##### DATA SHOWN

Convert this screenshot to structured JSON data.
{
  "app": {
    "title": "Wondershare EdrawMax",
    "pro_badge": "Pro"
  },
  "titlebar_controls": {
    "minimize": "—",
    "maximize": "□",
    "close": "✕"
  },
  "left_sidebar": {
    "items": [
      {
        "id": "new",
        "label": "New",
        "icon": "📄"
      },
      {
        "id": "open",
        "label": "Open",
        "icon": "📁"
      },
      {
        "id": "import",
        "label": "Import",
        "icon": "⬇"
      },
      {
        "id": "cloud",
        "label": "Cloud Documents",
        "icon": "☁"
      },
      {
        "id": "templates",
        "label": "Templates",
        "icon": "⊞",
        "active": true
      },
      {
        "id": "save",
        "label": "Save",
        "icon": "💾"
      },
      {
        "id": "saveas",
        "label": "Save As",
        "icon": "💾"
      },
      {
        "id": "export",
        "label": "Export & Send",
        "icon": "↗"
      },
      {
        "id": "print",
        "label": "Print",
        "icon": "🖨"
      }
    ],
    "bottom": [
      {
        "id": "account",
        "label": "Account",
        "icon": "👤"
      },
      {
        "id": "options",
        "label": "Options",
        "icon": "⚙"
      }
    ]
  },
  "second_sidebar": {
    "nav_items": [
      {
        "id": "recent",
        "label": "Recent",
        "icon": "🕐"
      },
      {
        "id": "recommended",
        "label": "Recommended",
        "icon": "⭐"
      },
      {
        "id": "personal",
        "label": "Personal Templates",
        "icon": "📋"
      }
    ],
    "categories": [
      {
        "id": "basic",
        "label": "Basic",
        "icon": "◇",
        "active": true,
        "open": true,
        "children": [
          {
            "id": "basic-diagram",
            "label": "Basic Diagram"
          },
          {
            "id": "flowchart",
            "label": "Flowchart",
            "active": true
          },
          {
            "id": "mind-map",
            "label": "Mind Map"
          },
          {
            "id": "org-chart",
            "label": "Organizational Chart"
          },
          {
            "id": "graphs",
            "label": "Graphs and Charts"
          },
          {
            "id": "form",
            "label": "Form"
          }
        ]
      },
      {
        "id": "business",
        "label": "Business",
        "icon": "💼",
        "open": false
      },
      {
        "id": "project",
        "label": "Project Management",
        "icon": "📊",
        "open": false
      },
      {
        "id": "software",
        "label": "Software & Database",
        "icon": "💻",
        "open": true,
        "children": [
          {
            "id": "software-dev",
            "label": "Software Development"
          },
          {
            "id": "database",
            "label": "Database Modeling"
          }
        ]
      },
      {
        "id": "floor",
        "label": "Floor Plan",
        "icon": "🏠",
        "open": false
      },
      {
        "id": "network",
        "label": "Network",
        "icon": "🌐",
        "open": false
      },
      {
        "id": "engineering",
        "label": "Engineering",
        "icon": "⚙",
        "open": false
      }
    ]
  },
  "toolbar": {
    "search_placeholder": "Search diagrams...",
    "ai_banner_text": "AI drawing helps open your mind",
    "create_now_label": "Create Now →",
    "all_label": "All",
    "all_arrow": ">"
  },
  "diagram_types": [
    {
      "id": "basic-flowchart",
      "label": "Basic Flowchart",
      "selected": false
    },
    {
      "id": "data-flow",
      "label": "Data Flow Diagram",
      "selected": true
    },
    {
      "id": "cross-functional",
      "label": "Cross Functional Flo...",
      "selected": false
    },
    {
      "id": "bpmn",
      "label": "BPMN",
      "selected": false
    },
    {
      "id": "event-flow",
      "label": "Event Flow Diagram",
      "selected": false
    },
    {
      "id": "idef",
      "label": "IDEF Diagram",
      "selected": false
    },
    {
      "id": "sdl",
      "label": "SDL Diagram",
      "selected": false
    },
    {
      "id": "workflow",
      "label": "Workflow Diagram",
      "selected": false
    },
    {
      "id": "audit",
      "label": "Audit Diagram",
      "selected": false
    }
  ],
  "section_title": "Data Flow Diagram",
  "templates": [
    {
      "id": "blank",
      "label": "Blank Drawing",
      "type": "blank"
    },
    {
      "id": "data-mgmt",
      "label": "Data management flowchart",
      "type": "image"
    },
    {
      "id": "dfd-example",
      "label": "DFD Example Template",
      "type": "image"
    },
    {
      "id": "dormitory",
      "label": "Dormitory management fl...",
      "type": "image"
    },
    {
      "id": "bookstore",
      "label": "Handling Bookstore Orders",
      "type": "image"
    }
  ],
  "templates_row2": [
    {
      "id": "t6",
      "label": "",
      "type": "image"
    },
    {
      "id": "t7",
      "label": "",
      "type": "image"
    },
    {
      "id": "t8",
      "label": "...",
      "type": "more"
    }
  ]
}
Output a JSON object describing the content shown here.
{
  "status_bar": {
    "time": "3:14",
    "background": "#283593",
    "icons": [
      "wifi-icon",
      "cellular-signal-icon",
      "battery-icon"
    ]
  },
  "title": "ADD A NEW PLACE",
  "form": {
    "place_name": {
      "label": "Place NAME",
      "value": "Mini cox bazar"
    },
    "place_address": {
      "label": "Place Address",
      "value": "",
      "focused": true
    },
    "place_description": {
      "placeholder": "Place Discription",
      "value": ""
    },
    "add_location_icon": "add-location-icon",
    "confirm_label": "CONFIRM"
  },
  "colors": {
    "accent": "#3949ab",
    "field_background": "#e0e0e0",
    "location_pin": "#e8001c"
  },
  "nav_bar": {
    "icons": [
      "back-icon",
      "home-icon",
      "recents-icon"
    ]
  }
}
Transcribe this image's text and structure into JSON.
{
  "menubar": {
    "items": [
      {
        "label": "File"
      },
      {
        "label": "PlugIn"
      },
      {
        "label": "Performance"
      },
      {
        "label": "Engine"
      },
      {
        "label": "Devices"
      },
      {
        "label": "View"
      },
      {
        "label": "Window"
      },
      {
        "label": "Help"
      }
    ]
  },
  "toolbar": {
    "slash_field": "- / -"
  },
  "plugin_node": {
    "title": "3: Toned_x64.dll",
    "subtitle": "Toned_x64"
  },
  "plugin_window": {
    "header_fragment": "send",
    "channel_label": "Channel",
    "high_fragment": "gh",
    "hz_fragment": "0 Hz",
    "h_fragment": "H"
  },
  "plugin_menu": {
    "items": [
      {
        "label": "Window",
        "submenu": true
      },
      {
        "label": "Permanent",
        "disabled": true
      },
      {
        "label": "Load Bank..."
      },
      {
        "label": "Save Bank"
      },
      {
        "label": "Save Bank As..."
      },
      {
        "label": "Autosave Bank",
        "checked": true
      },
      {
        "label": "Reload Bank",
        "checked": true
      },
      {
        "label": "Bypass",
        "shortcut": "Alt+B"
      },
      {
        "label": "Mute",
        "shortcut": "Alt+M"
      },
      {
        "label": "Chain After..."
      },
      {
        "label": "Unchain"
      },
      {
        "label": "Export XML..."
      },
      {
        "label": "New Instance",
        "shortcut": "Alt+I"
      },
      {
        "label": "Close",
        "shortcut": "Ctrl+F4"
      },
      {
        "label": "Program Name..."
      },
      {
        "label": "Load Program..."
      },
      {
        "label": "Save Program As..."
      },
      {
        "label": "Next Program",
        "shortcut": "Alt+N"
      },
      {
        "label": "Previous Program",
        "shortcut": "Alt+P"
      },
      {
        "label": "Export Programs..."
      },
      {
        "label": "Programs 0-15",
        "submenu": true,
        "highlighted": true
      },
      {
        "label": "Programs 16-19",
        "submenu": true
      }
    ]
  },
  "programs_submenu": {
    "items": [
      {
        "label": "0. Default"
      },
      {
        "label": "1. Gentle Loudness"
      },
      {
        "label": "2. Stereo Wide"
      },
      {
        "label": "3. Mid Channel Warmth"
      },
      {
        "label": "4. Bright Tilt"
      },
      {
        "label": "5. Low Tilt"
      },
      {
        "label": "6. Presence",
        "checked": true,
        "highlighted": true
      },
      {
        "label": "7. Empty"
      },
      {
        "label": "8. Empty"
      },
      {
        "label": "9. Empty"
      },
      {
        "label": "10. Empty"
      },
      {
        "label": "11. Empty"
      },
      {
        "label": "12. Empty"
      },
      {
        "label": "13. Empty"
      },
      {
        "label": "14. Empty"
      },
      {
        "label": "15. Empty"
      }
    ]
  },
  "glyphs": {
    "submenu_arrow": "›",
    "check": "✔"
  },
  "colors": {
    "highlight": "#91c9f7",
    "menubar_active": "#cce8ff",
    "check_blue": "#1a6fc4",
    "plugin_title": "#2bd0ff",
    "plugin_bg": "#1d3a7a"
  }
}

##########

=== WHAT IS NEEDED ===
Copy out every line holding the string "this".

=== EXERCISE RESPONSE ===
Convert this screenshot to structured JSON data.
Transcribe this image's text and structure into JSON.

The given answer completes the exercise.